━━━ Passage provided ━━━

Biological Model Substances and Sample Preparation for Amplitude Sweep Test

Soil was sieved to ≤ 2 mm and refilled to small cylinders, 0.9 cm in height, and 3.6 cm in diameter (V = 9.2 cm3). Aqueous solutions of two biological model substances were used to saturate the samples and to determine biological alterations of biopore walls: (I) Polygalacturonic acid [abbreviated PGA; (C₆H₈O₆)_n, ~95% (enzym.), Fluka BioChemika 81325, EC No. 2116826, Gillingham, United Kingdom] which was identified as a model root exudate (Morel et al., 1987; Gessa and Deiana, 1992; Gessa et al., 1997; Czarnes et al., 2000; Traoré et al., 2000; Grimal et al., 2001; Zhang et al., 2008). PGA was solubilized by adding 0.51 ml of 1 M KOH for 100 mg PGA and diluted with double-distilled water. (II) Xanthan gum from Xanthomonas campestris (Sigma-Aldrich, G1253, EC No. 234-394-2) was mixed with double-distilled water using a magnetic stirrer. Three defined concentrations from model substances were tested, namely, 1, 2, and 3 gL⁻¹. Three samples per pit, depths, model substance, as well as concentration and five control samples (0 gL⁻¹) were saturated by capillary rise. Measurements were performed at four matric potentials [namely, Ψ_m = −1, −3, and −6 kPa (drained with the help of sand beds) or −30 kPa (drained on ceramic suction plates)].

━━━

> _Problem description_: List every study that the passage on sample preparation for the amplitude sweep test cites for identifying polygalacturonic acid as a model root exudate, with each study's year.

━━━ Records supplied ━━━

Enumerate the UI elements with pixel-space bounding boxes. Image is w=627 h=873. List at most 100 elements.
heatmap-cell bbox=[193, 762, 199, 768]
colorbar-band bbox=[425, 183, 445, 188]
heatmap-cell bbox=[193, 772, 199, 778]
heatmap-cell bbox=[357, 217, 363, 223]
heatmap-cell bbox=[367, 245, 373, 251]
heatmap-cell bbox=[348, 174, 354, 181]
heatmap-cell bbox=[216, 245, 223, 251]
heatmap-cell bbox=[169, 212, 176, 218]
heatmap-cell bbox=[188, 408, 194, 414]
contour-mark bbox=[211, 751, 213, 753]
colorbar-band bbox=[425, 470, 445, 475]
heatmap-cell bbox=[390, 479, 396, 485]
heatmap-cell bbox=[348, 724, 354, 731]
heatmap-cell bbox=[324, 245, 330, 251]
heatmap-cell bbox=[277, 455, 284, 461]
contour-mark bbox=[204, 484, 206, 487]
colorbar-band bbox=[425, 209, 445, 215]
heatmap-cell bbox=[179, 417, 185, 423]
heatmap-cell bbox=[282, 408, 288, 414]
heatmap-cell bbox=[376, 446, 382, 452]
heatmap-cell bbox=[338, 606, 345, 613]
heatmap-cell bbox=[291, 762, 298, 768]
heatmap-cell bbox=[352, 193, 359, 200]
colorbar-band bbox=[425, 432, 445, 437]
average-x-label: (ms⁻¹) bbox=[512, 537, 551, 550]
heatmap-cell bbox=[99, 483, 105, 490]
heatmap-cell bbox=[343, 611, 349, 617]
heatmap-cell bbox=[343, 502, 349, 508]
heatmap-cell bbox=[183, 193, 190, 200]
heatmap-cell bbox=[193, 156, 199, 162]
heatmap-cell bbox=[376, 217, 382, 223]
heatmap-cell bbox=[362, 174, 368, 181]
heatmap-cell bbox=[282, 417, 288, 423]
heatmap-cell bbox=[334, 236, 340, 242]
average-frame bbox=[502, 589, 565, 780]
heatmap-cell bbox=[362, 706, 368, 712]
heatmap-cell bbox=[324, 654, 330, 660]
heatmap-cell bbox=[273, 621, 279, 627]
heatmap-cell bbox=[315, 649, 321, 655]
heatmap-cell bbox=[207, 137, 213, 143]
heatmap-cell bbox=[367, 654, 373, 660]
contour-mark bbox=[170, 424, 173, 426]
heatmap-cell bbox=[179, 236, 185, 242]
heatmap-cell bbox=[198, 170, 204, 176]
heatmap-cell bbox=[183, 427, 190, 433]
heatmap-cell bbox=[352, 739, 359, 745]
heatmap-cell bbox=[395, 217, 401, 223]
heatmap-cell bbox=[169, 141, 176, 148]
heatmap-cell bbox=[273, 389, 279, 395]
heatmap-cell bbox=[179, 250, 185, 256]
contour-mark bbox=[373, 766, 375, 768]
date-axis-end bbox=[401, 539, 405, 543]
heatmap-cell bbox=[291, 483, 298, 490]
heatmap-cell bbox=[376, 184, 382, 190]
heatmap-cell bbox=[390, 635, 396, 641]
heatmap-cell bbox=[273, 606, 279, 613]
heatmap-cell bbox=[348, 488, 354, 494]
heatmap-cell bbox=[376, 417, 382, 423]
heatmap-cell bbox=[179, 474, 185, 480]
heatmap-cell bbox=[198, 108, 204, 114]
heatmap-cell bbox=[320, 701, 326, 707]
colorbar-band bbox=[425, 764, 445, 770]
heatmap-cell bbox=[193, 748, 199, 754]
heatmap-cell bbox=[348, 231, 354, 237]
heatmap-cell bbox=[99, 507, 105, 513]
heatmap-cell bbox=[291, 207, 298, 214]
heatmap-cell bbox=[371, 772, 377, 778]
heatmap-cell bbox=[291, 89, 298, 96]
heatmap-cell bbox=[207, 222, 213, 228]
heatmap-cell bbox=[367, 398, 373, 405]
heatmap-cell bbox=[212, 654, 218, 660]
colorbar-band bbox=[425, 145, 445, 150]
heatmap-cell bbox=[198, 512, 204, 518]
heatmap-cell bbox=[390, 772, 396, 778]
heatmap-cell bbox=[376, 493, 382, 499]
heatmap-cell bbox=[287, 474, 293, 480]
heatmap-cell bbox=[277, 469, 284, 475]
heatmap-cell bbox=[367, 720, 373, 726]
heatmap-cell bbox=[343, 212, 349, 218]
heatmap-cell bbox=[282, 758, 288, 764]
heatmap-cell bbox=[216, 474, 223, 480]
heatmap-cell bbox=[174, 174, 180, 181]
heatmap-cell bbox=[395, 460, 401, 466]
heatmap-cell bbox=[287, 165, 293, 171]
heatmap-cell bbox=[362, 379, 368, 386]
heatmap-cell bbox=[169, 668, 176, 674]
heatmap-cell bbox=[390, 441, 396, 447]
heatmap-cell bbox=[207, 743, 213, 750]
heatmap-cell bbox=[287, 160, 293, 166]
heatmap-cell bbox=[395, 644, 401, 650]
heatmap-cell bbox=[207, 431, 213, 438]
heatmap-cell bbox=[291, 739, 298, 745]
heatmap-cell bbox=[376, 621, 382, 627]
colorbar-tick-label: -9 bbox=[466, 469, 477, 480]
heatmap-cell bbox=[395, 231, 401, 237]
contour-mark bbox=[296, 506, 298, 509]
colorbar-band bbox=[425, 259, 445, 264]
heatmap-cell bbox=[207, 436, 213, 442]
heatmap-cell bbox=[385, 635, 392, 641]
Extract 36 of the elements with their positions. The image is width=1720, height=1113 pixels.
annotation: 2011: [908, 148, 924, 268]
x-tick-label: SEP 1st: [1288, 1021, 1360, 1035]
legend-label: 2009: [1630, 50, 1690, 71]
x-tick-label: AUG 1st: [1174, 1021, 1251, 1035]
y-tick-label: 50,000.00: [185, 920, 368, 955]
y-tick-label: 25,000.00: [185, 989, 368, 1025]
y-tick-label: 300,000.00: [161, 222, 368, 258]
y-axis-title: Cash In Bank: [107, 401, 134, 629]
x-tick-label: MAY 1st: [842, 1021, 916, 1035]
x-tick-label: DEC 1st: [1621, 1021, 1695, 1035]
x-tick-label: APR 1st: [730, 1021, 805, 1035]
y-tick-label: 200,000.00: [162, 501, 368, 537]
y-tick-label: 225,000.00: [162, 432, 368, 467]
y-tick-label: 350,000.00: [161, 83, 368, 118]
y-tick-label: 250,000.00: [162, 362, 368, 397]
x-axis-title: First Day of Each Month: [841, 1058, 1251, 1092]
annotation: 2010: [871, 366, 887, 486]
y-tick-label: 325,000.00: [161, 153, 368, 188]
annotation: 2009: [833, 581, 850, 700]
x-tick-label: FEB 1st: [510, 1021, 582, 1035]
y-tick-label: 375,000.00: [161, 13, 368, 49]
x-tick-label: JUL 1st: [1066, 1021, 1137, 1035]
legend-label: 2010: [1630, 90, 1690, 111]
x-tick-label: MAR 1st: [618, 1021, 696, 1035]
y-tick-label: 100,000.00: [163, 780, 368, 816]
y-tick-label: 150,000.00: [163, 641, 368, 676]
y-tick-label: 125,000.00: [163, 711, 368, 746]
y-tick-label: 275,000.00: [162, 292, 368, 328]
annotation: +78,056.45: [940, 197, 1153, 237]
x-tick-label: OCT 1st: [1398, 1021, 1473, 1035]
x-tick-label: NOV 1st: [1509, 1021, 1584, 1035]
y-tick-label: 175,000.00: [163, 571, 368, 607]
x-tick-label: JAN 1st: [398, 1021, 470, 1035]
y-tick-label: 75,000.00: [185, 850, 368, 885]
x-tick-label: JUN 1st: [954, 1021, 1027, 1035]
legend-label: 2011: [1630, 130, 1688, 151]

━━━

> _Answer section_:
- Morel et al., 1987
- Gessa and Deiana, 1992
- Gessa et al., 1997
- Czarnes et al., 2000
- Traoré et al., 2000
- Grimal et al., 2001
- Zhang et al., 2008